All the data below goes into the copy word for word, but the pictures don't.

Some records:
'''
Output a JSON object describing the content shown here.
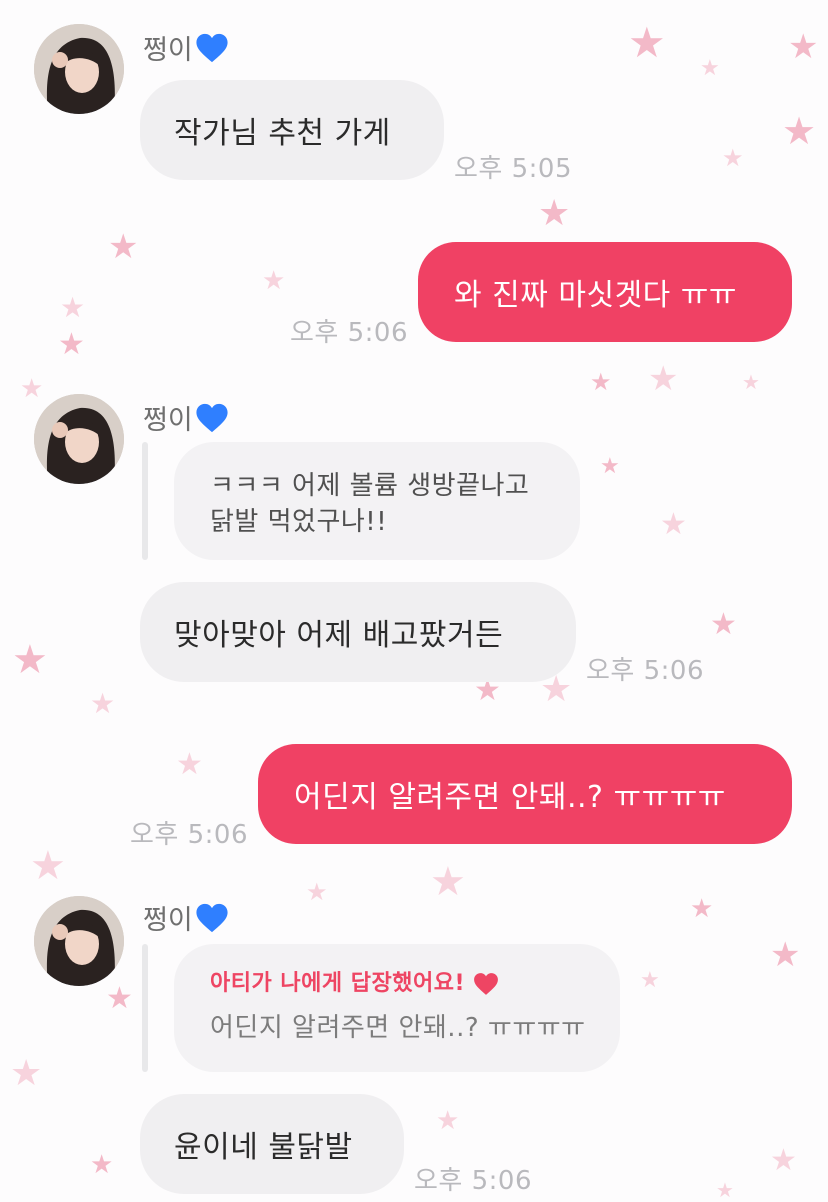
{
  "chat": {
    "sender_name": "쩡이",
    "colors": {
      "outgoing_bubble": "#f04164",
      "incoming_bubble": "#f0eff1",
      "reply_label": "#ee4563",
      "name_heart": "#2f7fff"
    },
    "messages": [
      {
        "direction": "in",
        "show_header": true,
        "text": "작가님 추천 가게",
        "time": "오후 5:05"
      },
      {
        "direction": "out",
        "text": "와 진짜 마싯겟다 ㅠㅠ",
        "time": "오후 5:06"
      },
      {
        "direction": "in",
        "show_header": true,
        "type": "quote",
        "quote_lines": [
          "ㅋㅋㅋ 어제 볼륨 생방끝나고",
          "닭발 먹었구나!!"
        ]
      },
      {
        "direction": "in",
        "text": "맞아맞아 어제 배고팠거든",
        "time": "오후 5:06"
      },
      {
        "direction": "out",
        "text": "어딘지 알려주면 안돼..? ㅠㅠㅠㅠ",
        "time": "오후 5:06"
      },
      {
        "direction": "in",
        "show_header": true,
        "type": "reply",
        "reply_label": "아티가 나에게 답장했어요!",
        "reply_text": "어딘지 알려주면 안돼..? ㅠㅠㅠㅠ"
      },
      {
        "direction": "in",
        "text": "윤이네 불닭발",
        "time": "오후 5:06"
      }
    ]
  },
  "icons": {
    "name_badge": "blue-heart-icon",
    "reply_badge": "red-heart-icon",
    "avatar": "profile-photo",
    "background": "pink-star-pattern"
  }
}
'''
* SOLUTION FOR THIS EXERCISE:
Output a JSON object describing the content shown here.
{
  "chat": {
    "sender_name": "쩡이",
    "colors": {
      "outgoing_bubble": "#f04164",
      "incoming_bubble": "#f0eff1",
      "reply_label": "#ee4563",
      "name_heart": "#2f7fff"
    },
    "messages": [
      {
        "direction": "in",
        "show_header": true,
        "text": "작가님 추천 가게",
        "time": "오후 5:05"
      },
      {
        "direction": "out",
        "text": "와 진짜 마싯겟다 ㅠㅠ",
        "time": "오후 5:06"
      },
      {
        "direction": "in",
        "show_header": true,
        "type": "quote",
        "quote_lines": [
          "ㅋㅋㅋ 어제 볼륨 생방끝나고",
          "닭발 먹었구나!!"
        ]
      },
      {
        "direction": "in",
        "text": "맞아맞아 어제 배고팠거든",
        "time": "오후 5:06"
      },
      {
        "direction": "out",
        "text": "어딘지 알려주면 안돼..? ㅠㅠㅠㅠ",
        "time": "오후 5:06"
      },
      {
        "direction": "in",
        "show_header": true,
        "type": "reply",
        "reply_label": "아티가 나에게 답장했어요!",
        "reply_text": "어딘지 알려주면 안돼..? ㅠㅠㅠㅠ"
      },
      {
        "direction": "in",
        "text": "윤이네 불닭발",
        "time": "오후 5:06"
      }
    ]
  },
  "icons": {
    "name_badge": "blue-heart-icon",
    "reply_badge": "red-heart-icon",
    "avatar": "profile-photo",
    "background": "pink-star-pattern"
  }
}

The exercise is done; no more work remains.